Objective:
Look through the data below and return each line where "that" appears.

Material to process:
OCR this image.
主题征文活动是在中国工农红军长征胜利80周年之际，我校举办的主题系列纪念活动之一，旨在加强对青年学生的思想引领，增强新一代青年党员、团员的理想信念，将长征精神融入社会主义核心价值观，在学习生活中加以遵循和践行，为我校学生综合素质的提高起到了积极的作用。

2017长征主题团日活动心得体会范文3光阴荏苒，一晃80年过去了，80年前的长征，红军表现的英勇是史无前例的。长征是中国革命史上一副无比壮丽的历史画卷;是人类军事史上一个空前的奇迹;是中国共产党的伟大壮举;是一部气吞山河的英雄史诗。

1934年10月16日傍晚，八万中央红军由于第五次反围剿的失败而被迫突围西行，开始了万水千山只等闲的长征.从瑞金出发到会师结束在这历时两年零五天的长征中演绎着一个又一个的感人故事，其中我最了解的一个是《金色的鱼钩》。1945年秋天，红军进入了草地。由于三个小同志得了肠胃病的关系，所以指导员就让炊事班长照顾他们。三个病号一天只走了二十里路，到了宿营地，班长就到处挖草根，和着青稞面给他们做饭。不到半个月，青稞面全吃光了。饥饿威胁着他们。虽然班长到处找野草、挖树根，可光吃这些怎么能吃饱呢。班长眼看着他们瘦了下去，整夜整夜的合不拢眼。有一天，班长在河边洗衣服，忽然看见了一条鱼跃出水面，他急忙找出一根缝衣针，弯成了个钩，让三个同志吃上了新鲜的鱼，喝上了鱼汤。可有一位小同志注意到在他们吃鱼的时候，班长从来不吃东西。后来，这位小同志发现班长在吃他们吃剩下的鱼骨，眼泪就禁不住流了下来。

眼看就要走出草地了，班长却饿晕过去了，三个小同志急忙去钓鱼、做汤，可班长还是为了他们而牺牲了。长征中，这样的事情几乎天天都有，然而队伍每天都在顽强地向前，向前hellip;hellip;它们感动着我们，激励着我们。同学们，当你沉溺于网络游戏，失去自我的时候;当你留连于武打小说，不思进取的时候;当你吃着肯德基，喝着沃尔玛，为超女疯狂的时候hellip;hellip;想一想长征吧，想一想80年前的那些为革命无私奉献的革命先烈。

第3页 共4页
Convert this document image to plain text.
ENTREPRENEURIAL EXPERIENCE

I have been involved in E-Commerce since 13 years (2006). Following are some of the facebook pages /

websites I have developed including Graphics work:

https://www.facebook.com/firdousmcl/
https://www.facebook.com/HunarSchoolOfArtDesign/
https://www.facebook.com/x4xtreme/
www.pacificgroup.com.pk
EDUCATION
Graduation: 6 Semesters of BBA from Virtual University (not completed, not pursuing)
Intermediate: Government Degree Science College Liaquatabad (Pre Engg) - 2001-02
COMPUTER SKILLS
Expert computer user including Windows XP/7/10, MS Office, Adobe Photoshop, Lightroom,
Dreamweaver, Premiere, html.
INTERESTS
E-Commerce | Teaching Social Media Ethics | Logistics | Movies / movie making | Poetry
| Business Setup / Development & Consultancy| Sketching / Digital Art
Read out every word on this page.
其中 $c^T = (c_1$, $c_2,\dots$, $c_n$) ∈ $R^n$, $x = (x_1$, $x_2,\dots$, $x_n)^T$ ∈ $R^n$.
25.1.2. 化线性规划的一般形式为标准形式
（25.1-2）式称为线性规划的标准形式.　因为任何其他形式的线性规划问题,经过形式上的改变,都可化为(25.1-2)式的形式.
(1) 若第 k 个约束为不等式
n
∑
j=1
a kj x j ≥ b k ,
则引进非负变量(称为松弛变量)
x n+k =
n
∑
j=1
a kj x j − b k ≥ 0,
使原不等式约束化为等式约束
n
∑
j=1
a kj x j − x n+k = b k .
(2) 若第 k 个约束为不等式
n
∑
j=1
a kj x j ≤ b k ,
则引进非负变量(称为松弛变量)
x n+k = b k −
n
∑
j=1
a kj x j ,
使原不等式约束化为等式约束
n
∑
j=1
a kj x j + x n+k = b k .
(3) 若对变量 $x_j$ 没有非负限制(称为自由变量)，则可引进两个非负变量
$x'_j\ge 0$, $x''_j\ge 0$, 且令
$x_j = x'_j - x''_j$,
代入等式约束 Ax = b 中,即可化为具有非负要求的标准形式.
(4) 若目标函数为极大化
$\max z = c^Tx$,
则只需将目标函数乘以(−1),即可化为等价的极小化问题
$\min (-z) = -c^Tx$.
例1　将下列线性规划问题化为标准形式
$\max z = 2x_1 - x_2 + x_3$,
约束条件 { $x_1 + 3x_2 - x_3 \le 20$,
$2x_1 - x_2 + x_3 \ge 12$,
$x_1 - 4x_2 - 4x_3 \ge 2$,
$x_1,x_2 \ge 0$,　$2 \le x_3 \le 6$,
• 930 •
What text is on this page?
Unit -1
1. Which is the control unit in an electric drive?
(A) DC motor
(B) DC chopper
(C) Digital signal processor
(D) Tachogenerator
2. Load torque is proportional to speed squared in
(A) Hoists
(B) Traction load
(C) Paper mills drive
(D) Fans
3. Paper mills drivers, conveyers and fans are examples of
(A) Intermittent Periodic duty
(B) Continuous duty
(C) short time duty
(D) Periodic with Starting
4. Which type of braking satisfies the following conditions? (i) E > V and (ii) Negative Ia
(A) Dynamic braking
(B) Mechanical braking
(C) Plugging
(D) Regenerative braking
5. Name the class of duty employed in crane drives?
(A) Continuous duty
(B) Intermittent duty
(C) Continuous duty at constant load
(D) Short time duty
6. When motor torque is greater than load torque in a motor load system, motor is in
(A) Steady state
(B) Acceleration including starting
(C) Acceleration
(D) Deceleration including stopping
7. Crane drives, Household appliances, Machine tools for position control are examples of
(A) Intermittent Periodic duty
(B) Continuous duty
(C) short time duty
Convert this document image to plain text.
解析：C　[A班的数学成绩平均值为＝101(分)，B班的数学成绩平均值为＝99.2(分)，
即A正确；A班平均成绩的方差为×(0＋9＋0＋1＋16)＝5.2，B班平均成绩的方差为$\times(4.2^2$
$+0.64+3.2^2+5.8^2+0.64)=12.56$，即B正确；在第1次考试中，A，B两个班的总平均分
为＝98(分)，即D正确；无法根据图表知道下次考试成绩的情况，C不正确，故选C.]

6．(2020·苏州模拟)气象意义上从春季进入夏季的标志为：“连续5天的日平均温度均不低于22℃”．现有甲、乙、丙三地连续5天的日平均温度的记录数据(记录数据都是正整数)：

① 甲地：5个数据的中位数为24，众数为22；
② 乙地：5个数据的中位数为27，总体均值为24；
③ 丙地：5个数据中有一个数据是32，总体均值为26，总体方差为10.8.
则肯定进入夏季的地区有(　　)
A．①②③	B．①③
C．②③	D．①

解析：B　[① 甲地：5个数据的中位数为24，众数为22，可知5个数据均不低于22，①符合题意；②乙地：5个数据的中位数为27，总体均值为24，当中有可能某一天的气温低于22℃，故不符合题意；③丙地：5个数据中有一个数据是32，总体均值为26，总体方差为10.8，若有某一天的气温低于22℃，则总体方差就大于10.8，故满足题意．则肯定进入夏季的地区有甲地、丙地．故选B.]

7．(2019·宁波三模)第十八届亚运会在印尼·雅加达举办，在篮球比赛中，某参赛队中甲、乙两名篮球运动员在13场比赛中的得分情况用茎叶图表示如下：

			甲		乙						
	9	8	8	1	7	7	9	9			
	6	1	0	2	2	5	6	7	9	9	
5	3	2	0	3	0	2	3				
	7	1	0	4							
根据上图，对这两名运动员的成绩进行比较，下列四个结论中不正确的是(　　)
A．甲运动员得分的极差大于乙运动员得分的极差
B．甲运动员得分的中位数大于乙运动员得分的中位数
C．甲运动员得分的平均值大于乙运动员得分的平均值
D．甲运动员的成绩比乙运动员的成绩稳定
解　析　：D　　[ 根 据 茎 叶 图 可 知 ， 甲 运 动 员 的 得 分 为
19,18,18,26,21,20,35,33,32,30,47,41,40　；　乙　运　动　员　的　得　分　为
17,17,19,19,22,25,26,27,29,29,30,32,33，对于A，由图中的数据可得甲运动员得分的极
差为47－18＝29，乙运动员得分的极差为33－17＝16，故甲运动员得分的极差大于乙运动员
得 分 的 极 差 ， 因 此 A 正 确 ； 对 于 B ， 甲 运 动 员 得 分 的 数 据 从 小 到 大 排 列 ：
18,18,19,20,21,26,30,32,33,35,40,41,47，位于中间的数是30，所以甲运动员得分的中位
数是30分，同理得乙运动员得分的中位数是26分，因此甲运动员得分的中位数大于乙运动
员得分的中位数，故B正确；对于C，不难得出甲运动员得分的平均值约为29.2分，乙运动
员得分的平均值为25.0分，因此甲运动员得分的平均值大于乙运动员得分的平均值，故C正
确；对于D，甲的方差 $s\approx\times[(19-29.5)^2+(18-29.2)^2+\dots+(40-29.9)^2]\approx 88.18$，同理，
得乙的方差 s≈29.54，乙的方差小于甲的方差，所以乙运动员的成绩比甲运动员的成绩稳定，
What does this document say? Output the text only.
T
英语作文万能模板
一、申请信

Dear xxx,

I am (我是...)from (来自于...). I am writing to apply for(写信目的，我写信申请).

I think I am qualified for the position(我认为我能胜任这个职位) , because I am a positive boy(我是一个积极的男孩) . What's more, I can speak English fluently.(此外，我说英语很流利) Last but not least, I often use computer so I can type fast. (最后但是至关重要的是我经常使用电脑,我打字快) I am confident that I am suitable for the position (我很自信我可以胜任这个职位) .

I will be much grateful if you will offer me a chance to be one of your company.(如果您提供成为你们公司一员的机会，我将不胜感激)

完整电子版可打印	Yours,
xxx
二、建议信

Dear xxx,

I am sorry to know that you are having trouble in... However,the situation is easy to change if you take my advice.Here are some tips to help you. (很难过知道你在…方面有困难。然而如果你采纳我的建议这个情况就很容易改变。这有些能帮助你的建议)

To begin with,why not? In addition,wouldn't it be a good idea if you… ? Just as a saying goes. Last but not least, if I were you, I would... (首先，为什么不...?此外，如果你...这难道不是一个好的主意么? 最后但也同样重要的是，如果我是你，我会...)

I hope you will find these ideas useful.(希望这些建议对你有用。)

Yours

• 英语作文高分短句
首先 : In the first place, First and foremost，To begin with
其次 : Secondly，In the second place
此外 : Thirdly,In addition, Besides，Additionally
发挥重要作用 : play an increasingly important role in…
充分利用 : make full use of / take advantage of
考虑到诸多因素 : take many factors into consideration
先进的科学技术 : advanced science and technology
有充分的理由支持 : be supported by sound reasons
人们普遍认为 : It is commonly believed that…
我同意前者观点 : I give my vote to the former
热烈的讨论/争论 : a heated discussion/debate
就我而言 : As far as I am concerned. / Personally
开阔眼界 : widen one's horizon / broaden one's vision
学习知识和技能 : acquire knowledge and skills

Task solution:
I think I am qualified for the position(我认为我能胜任这个职位) , because I am a positive boy(我是一个积极的男孩) . What's more, I can speak English fluently.(此外，我说英语很流利) Last but not least, I often use computer so I can type fast. (最后但是至关重要的是我经常使用电脑,我打字快) I am confident that I am suitable for the position (我很自信我可以胜任这个职位) .
I am sorry to know that you are having trouble in... However,the situation is easy to change if you take my advice.Here are some tips to help you. (很难过知道你在…方面有困难。然而如果你采纳我的建议这个情况就很容易改变。这有些能帮助你的建议)
人们普遍认为 : It is commonly believed that…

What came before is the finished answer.